» **TASK BRIEF**: Extract the final stretch of the data: the line that contains "Output a JSON" and every line after it, unaltered, and no other lines.

-------- INPUT DATA --------

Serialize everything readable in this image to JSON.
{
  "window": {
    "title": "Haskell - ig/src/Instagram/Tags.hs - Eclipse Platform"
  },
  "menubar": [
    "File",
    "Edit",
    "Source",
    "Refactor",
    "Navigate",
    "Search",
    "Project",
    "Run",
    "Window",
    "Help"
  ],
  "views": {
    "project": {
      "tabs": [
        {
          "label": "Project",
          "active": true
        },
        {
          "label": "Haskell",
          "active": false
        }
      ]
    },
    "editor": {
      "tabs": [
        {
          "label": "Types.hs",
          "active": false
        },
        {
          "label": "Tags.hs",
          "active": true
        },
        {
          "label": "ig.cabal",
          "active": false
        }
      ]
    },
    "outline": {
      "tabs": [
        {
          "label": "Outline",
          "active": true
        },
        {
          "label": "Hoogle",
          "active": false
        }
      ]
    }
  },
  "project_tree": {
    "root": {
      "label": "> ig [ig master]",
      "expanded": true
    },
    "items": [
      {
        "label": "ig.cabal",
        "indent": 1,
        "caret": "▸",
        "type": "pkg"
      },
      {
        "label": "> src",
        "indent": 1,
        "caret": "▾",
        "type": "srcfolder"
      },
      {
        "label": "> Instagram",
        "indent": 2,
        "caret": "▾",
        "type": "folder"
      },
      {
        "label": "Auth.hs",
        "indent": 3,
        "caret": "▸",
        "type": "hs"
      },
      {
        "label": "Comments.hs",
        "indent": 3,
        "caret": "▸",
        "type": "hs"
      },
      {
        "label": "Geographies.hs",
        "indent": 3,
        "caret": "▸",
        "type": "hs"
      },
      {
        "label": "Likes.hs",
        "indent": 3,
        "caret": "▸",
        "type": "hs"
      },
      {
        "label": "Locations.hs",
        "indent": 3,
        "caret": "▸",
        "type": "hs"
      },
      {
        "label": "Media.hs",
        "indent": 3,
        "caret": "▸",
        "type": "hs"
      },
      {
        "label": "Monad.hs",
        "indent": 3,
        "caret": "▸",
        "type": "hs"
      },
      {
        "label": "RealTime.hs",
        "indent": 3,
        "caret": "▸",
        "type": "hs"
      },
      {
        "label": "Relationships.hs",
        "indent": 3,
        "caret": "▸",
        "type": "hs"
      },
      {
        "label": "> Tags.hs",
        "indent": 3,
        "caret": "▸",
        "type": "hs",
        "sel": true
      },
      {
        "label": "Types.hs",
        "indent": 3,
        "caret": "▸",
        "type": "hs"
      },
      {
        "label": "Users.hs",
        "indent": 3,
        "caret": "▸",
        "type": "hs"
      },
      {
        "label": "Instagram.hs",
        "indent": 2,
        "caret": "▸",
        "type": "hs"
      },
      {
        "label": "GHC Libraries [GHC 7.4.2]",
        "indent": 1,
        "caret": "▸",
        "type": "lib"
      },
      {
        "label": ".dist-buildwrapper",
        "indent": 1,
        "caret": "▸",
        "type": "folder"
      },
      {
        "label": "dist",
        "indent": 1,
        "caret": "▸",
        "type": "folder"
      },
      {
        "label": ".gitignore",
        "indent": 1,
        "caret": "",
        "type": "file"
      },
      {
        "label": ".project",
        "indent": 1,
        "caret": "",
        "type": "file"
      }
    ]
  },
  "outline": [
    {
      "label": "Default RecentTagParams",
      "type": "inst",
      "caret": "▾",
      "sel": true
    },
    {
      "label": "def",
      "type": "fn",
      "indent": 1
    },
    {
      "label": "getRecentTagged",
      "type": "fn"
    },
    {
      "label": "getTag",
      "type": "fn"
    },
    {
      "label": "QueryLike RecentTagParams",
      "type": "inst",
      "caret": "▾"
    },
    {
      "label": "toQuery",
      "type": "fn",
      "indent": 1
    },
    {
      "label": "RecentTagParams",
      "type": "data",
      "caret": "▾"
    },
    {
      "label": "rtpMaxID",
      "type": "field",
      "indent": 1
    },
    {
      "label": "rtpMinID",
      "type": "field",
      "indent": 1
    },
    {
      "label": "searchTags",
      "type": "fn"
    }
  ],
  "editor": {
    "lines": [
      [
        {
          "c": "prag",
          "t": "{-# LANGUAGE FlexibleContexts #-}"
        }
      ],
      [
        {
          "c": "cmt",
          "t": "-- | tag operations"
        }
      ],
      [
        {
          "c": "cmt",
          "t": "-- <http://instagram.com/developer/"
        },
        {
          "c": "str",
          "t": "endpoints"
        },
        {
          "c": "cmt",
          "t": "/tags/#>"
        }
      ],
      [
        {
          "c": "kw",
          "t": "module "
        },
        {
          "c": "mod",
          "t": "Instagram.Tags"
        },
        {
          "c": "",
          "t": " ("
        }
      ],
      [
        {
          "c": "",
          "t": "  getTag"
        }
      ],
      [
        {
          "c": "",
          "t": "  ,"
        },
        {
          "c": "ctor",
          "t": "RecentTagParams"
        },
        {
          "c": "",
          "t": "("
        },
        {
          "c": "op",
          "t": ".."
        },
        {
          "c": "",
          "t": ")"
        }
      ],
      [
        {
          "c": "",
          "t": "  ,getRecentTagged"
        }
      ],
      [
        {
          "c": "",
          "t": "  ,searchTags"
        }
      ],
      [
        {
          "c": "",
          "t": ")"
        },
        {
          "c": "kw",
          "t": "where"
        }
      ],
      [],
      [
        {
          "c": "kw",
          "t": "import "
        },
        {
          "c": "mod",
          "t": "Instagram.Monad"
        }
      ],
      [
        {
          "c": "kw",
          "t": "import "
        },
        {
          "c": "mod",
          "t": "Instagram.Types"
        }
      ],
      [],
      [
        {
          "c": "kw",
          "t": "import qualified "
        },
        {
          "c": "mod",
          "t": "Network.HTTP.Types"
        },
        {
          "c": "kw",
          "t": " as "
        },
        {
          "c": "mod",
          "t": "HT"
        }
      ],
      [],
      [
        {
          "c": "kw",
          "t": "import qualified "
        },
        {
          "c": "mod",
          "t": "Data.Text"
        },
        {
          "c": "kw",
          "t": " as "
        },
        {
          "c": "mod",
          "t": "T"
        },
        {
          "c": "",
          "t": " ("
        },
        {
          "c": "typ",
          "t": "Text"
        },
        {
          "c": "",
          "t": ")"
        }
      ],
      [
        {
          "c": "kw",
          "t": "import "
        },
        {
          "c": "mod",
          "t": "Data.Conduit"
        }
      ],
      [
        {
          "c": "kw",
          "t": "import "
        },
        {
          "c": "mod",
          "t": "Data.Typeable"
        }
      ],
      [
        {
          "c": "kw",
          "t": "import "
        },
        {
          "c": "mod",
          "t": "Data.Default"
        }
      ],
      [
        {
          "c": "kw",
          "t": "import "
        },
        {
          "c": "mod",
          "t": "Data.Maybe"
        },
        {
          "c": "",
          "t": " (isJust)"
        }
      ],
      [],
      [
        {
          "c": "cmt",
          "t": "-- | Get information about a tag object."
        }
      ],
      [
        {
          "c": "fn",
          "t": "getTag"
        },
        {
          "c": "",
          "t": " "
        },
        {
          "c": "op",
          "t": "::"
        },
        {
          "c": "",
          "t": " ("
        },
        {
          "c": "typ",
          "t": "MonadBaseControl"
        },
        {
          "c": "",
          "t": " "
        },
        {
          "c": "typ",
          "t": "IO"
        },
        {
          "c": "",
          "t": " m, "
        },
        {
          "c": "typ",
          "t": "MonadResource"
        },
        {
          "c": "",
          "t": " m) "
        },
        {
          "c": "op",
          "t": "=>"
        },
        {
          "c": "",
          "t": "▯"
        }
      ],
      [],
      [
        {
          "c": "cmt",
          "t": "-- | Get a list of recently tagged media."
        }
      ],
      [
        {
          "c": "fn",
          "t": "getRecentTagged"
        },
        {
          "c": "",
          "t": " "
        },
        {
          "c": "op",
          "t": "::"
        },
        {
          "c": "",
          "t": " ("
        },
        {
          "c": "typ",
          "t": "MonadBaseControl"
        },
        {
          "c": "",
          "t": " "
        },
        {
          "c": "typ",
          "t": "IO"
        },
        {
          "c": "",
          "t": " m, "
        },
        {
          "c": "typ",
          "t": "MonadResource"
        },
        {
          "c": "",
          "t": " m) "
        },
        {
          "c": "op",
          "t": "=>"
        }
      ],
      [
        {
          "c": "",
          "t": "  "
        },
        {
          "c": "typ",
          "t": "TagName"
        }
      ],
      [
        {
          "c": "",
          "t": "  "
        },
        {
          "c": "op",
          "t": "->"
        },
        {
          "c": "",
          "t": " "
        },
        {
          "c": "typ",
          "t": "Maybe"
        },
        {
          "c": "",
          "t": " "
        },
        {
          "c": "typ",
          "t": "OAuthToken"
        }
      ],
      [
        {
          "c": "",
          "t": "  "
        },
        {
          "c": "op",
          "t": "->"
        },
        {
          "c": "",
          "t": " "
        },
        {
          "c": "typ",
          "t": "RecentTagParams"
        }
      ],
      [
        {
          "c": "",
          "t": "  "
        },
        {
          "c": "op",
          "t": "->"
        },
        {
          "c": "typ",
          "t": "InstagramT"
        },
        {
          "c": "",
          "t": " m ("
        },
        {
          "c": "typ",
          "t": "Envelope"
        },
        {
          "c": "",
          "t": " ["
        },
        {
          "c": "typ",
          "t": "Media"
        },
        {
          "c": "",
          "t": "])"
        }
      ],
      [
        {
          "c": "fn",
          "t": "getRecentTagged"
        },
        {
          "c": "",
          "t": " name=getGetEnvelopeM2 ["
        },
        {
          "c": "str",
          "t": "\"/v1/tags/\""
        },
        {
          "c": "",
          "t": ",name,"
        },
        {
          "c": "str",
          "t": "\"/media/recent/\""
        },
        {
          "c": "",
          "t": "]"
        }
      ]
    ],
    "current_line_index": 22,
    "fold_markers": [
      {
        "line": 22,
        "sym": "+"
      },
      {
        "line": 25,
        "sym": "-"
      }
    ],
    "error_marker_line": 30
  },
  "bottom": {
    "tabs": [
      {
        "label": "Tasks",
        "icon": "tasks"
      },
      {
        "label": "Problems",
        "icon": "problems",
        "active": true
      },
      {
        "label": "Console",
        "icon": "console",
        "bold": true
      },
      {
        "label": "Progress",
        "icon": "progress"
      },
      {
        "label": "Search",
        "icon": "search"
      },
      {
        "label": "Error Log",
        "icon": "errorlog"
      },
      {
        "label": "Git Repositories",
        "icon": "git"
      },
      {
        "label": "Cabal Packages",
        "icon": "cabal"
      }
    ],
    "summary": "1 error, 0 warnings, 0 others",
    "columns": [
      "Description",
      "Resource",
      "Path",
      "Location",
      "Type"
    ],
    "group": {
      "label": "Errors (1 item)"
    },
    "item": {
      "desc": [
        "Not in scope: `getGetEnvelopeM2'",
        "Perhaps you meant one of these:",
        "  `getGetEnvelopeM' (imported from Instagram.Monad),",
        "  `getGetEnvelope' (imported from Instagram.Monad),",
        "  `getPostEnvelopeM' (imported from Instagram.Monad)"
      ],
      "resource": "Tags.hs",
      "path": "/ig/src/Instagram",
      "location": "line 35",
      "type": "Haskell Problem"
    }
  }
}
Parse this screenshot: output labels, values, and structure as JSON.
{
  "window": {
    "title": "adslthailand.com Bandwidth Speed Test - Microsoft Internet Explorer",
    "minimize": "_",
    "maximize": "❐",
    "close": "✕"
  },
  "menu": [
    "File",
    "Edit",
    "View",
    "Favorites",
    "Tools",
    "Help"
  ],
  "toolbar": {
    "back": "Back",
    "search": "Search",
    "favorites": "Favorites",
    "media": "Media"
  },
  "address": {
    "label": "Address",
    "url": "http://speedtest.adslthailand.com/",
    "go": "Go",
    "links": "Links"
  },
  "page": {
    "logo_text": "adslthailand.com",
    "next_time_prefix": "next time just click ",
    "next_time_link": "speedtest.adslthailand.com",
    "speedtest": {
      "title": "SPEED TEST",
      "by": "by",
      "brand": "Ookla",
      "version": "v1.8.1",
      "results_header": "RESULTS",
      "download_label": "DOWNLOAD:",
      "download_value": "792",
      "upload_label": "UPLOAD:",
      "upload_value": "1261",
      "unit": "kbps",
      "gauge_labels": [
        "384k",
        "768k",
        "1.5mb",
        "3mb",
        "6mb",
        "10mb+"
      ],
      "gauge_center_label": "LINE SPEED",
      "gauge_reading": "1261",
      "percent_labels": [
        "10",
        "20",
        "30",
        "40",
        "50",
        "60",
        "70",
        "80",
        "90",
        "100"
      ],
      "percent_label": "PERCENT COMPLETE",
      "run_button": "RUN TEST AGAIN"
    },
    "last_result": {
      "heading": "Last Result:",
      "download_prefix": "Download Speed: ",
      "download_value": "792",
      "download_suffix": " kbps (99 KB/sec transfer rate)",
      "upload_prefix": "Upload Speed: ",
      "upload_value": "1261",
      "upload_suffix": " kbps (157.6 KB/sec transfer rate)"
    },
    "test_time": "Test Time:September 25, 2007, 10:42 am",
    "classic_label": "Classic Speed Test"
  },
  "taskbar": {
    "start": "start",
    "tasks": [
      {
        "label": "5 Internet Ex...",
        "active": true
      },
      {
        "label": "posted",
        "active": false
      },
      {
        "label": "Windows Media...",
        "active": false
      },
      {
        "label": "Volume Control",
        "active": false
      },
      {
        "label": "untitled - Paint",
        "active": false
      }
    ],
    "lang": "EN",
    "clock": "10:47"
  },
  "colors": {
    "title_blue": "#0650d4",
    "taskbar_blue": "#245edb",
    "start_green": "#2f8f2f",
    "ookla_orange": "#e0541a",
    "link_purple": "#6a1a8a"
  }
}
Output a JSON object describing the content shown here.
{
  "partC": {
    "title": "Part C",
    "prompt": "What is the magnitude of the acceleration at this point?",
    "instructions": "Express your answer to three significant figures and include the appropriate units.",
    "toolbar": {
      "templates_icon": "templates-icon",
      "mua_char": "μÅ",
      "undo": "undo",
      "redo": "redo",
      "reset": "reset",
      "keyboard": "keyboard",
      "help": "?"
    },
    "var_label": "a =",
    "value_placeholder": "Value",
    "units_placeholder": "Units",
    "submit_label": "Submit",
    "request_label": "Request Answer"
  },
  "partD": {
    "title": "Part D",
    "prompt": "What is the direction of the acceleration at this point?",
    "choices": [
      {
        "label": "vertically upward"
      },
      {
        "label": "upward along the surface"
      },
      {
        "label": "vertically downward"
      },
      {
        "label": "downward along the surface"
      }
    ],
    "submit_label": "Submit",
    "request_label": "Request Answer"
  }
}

--------

» **OUTPUT**:
Output a JSON object describing the content shown here.
{
  "partC": {
    "title": "Part C",
    "prompt": "What is the magnitude of the acceleration at this point?",
    "instructions": "Express your answer to three significant figures and include the appropriate units.",
    "toolbar": {
      "templates_icon": "templates-icon",
      "mua_char": "μÅ",
      "undo": "undo",
      "redo": "redo",
      "reset": "reset",
      "keyboard": "keyboard",
      "help": "?"
    },
    "var_label": "a =",
    "value_placeholder": "Value",
    "units_placeholder": "Units",
    "submit_label": "Submit",
    "request_label": "Request Answer"
  },
  "partD": {
    "title": "Part D",
    "prompt": "What is the direction of the acceleration at this point?",
    "choices": [
      {
        "label": "vertically upward"
      },
      {
        "label": "upward along the surface"
      },
      {
        "label": "vertically downward"
      },
      {
        "label": "downward along the surface"
      }
    ],
    "submit_label": "Submit",
    "request_label": "Request Answer"
  }
}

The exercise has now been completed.